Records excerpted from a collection
--- --- ---

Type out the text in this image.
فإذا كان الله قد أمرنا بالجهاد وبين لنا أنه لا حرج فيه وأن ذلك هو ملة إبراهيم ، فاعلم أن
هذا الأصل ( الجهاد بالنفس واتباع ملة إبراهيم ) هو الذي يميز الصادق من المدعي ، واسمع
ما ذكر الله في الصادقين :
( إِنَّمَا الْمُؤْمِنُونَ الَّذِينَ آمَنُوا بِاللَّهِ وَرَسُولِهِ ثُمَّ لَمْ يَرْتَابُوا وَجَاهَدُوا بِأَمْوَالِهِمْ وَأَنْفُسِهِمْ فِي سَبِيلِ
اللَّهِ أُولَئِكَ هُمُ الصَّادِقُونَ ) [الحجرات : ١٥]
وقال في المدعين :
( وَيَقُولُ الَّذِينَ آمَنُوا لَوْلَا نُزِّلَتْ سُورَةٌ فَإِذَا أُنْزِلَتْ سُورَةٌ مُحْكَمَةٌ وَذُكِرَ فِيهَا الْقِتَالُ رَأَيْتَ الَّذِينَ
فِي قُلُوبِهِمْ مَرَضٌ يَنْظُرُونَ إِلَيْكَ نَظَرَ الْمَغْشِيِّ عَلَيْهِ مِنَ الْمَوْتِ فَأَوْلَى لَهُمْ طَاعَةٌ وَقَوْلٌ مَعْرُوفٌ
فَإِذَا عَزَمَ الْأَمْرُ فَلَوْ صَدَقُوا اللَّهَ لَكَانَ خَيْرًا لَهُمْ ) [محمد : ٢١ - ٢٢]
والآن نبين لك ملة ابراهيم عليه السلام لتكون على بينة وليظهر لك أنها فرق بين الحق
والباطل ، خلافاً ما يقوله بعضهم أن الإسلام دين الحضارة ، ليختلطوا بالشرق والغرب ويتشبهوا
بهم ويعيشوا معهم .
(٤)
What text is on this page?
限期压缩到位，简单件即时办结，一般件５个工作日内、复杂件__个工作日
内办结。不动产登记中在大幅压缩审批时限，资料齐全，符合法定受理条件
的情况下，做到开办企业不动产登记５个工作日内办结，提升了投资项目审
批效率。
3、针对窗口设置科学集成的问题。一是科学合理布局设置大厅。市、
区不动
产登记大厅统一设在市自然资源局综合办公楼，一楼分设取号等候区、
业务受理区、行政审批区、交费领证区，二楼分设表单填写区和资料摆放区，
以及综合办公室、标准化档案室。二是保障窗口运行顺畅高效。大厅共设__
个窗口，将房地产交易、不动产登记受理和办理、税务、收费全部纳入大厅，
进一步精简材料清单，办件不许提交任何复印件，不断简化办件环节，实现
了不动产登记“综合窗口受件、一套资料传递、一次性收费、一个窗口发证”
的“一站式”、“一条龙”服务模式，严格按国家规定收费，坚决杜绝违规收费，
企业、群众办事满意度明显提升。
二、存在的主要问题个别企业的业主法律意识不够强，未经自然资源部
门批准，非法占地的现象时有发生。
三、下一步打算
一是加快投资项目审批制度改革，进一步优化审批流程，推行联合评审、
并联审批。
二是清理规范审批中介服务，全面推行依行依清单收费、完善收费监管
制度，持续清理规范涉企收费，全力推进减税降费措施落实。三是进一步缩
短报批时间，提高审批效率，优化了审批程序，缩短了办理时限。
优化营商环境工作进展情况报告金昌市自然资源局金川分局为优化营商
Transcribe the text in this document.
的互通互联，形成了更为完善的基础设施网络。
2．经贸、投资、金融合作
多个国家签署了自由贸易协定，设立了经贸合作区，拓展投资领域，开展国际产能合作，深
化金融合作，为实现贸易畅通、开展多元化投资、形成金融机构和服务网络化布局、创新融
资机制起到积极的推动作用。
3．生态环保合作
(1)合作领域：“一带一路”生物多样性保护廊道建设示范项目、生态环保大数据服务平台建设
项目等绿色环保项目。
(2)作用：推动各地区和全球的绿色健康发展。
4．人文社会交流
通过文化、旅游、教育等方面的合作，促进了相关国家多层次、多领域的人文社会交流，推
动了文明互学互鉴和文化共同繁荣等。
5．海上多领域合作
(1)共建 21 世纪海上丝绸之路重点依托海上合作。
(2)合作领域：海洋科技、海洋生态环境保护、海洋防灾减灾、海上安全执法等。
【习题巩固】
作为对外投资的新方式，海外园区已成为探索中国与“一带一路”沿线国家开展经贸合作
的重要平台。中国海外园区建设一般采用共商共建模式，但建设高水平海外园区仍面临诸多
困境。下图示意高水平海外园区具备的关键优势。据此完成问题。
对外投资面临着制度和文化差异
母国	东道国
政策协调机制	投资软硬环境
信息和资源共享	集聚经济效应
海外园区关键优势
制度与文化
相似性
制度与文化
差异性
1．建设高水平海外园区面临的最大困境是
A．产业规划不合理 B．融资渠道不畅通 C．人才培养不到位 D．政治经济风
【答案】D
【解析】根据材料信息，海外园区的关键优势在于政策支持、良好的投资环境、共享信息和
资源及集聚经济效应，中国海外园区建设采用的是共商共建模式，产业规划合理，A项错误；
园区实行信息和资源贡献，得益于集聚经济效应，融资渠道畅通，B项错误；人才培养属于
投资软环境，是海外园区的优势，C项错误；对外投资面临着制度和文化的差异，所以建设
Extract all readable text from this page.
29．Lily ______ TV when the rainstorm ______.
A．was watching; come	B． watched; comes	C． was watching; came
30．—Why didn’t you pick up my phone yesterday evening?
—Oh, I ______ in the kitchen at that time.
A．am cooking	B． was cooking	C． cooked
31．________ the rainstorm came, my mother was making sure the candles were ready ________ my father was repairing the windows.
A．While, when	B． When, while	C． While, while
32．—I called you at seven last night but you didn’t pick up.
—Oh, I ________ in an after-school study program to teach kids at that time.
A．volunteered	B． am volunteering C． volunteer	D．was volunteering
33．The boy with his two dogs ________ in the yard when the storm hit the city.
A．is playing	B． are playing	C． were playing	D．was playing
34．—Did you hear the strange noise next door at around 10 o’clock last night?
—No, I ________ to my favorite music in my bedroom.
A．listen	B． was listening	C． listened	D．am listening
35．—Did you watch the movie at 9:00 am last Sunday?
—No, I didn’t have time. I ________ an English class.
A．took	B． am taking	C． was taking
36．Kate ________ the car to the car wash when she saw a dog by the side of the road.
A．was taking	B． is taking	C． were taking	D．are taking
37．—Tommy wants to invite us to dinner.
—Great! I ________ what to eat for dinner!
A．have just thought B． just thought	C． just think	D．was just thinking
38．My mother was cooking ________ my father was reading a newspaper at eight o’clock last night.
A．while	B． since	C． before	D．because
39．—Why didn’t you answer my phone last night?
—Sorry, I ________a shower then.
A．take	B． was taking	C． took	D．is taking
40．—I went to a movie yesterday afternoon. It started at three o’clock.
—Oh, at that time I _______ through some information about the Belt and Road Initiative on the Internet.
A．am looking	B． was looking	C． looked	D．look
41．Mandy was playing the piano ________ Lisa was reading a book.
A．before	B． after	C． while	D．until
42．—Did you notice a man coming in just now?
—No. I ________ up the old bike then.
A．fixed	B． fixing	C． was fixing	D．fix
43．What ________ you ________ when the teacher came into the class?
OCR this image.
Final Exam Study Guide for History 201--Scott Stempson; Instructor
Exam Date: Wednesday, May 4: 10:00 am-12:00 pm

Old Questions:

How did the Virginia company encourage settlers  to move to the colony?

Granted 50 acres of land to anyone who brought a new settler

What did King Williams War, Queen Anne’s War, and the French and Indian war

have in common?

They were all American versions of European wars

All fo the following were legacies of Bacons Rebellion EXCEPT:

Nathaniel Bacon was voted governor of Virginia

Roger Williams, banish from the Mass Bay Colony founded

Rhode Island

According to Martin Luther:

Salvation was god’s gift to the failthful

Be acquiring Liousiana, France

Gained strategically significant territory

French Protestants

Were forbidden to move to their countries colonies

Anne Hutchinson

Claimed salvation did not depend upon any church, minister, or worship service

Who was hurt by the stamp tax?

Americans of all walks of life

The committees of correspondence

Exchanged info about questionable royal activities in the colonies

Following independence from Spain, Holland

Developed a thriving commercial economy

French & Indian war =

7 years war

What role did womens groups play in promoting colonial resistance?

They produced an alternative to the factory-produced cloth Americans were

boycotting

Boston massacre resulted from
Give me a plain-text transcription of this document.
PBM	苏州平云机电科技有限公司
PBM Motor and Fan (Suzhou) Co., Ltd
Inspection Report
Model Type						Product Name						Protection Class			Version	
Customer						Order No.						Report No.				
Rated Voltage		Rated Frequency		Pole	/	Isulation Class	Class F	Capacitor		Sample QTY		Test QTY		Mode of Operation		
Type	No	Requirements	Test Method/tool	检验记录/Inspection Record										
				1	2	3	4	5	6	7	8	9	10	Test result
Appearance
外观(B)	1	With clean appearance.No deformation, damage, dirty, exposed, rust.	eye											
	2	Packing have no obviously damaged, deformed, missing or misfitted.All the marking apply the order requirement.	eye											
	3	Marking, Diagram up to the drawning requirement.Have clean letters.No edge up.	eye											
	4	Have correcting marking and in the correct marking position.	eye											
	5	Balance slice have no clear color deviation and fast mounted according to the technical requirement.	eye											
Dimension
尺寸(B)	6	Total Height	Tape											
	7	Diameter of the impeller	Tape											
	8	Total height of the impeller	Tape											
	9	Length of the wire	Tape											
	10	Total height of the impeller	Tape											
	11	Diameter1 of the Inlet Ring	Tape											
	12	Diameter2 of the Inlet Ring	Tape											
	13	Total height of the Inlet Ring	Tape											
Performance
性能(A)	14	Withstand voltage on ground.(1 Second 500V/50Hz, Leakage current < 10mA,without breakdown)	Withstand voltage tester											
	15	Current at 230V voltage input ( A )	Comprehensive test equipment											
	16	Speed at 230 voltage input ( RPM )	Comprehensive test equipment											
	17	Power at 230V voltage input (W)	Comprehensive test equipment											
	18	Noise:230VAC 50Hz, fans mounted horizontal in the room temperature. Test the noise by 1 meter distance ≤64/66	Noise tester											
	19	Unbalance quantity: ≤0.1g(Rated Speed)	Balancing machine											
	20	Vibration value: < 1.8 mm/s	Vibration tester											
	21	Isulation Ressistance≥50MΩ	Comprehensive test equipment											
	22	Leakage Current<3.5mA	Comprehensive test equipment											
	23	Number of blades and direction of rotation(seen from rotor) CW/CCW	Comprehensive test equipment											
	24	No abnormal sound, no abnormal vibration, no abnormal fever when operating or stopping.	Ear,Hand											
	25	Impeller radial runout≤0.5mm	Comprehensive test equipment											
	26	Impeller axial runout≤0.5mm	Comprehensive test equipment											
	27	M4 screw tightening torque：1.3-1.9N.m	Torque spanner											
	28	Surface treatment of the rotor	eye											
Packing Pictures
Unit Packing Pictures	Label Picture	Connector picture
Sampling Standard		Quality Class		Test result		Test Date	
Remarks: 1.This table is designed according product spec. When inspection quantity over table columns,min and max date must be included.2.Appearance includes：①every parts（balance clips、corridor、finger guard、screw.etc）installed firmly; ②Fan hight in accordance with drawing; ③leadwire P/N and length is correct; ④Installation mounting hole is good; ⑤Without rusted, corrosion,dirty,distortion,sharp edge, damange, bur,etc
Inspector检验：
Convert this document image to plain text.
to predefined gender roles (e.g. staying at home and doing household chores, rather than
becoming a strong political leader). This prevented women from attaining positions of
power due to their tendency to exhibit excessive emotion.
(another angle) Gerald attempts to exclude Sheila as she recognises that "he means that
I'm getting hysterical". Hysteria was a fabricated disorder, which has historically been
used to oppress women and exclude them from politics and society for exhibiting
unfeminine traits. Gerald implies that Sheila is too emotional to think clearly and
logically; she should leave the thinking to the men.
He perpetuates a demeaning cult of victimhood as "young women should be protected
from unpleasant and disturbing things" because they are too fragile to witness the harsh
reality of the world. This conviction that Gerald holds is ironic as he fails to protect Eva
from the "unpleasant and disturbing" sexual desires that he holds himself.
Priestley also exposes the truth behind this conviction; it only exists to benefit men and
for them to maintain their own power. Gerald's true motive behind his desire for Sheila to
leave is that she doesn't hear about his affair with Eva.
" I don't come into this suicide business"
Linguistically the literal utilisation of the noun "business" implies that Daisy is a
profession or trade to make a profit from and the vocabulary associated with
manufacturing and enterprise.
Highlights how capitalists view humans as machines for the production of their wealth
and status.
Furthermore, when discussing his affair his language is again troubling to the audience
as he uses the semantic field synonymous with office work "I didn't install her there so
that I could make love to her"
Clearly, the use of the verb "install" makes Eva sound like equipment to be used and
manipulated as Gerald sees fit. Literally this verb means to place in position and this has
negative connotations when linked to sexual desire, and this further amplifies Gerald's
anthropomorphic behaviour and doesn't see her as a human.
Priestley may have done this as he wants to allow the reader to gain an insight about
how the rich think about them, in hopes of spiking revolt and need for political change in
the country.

--- --- ---

▶ _EXERCISE_:
From the records above, pick out and copy each line holding the word "Americans".

▶ _EXPECTED OUTPUT_:
Americans of all walks of life
They produced an alternative to the factory-produced cloth Americans were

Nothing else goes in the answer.